====== Supplied data

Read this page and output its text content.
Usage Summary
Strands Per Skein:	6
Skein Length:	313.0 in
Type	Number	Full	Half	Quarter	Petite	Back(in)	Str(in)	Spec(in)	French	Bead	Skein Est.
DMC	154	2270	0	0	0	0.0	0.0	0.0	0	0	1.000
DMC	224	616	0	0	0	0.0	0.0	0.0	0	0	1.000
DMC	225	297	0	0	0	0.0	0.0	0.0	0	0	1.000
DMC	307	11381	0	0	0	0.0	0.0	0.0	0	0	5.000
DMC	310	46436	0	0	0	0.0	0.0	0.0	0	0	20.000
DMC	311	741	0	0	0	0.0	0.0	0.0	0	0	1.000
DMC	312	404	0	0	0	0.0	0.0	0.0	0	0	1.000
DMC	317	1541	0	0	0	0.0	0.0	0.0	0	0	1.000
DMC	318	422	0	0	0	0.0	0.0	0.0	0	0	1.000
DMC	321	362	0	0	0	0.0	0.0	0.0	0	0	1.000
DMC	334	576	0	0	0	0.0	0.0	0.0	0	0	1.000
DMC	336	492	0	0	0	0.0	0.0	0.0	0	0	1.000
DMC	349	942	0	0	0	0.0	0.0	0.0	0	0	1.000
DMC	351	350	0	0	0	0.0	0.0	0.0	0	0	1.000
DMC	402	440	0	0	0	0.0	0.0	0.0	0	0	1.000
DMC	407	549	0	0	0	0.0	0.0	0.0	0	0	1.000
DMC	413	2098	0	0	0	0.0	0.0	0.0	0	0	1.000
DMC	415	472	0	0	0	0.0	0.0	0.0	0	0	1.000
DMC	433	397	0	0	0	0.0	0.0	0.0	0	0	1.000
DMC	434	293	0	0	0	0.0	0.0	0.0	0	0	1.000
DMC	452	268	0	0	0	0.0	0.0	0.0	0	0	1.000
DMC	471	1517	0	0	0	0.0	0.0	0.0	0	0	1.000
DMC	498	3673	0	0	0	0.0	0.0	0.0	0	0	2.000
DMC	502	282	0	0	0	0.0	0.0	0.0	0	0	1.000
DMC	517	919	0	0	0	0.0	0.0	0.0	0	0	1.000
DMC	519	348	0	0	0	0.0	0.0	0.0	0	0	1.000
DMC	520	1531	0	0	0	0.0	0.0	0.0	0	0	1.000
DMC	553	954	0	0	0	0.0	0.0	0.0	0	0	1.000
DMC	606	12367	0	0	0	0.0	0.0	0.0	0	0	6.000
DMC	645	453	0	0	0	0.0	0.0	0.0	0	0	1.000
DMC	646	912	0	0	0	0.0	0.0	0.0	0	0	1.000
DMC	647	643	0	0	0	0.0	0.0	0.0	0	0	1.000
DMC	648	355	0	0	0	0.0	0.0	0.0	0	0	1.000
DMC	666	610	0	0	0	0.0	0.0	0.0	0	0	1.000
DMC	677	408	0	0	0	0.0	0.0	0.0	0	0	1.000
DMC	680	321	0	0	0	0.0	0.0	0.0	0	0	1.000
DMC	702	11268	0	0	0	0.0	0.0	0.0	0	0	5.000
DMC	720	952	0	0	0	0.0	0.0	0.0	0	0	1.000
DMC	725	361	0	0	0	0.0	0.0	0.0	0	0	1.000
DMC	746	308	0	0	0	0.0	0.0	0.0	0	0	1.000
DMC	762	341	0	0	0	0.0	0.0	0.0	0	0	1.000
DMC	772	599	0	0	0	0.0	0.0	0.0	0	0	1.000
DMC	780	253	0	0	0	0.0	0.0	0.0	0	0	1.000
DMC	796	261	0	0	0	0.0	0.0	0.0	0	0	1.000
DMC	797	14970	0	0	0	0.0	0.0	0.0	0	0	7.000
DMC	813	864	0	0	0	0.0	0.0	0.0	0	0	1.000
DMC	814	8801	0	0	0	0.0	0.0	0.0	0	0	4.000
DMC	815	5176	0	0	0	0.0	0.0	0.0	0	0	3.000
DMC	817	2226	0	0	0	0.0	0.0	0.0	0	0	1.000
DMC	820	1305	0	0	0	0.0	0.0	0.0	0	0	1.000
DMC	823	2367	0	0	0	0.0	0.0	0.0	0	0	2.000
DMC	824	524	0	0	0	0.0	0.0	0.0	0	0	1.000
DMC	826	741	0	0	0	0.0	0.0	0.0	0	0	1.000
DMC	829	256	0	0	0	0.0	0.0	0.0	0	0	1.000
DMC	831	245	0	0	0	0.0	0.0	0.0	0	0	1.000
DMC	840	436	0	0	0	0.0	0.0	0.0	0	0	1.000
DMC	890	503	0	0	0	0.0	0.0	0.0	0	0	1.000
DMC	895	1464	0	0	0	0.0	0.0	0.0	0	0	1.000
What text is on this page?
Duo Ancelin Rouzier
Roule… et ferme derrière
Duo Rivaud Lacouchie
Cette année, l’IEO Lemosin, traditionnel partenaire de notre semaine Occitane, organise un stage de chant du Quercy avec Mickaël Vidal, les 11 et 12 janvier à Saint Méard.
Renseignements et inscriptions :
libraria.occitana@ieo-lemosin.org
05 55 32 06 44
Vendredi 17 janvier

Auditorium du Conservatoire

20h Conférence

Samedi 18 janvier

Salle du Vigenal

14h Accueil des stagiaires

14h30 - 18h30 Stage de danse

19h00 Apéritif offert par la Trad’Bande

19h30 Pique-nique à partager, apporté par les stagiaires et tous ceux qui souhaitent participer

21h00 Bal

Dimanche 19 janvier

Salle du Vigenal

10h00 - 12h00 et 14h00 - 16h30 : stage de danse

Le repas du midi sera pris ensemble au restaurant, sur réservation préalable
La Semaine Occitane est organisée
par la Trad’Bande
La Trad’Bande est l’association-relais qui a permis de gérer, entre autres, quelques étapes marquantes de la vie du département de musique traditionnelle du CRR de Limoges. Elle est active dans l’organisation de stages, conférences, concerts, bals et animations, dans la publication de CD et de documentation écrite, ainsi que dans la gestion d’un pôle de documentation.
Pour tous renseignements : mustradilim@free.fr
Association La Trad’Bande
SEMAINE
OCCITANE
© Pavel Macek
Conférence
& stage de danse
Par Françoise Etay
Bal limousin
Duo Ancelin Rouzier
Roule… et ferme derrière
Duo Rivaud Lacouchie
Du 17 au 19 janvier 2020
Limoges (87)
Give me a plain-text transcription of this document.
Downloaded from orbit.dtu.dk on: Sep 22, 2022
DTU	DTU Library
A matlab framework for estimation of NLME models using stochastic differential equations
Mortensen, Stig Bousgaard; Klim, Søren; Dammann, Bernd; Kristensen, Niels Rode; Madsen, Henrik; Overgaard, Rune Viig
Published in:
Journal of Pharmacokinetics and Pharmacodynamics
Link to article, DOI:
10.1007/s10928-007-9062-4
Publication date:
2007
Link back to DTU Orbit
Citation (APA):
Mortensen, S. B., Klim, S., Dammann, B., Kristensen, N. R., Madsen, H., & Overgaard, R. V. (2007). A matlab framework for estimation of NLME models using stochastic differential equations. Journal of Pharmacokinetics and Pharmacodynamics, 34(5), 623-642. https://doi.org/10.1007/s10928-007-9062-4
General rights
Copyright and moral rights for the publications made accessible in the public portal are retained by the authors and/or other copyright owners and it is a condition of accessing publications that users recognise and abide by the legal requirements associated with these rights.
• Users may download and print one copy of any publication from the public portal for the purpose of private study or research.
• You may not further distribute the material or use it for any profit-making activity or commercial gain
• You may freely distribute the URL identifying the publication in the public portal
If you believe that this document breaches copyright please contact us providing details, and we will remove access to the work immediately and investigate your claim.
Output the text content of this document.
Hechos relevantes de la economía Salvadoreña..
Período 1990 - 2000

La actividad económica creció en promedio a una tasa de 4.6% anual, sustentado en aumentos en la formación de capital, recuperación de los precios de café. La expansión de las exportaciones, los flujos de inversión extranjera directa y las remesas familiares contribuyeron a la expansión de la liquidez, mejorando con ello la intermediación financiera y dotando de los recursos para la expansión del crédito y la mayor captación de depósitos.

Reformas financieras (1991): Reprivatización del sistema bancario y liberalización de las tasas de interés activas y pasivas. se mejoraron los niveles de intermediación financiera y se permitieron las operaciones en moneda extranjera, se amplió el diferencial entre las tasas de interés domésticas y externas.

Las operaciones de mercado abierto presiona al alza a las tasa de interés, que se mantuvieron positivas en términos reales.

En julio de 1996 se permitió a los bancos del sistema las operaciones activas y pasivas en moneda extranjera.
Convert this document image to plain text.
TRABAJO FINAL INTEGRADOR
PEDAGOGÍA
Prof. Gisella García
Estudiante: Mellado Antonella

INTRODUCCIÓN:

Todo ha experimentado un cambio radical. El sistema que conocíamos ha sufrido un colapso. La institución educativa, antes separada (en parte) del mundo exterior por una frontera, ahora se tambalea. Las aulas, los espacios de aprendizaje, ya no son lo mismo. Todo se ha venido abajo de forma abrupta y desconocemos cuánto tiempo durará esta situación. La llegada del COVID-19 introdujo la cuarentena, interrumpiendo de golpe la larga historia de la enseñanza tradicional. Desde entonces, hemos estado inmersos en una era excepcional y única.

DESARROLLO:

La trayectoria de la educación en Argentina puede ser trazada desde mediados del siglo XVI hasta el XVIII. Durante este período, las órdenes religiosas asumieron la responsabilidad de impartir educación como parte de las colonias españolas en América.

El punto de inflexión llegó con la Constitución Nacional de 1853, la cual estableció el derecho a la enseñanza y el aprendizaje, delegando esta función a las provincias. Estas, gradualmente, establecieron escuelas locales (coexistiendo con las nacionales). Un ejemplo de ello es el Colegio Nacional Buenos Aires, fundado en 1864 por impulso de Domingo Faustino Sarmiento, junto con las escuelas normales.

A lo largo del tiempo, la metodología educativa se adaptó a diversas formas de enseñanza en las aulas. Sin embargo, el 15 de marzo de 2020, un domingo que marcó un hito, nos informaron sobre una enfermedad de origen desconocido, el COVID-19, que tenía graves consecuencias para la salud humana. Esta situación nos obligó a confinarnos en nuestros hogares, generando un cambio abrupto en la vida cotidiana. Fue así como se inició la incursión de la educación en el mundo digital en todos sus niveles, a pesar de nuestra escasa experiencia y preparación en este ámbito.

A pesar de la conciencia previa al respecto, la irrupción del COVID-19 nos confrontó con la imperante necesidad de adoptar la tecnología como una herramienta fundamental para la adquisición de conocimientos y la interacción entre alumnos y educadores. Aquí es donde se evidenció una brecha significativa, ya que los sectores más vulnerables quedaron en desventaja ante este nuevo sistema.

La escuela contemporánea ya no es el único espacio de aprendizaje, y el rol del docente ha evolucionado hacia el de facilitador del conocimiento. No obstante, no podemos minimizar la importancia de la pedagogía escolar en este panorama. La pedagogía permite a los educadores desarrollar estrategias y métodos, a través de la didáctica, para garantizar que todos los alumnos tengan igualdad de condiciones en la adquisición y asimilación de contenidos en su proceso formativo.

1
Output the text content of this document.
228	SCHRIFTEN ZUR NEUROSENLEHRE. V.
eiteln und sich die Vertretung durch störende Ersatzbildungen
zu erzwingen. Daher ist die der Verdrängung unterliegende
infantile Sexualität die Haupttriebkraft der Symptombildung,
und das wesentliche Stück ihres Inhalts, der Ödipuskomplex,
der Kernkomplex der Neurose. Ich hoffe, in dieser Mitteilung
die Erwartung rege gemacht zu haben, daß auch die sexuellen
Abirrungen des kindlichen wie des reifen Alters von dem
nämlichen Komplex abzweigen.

============

Aim of the exercise:
Search the data for the word "mundo" and copy each line where it appears.

Result of this task:
Todo ha experimentado un cambio radical. El sistema que conocíamos ha sufrido un colapso. La institución educativa, antes separada (en parte) del mundo exterior por una frontera, ahora se tambalea. Las aulas, los espacios de aprendizaje, ya no son lo mismo. Todo se ha venido abajo de forma abrupta y desconocemos cuánto tiempo durará esta situación. La llegada del COVID-19 introdujo la cuarentena, interrumpiendo de golpe la larga historia de la enseñanza tradicional. Desde entonces, hemos estado inmersos en una era excepcional y única.
A lo largo del tiempo, la metodología educativa se adaptó a diversas formas de enseñanza en las aulas. Sin embargo, el 15 de marzo de 2020, un domingo que marcó un hito, nos informaron sobre una enfermedad de origen desconocido, el COVID-19, que tenía graves consecuencias para la salud humana. Esta situación nos obligó a confinarnos en nuestros hogares, generando un cambio abrupto en la vida cotidiana. Fue así como se inició la incursión de la educación en el mundo digital en todos sus niveles, a pesar de nuestra escasa experiencia y preparación en este ámbito.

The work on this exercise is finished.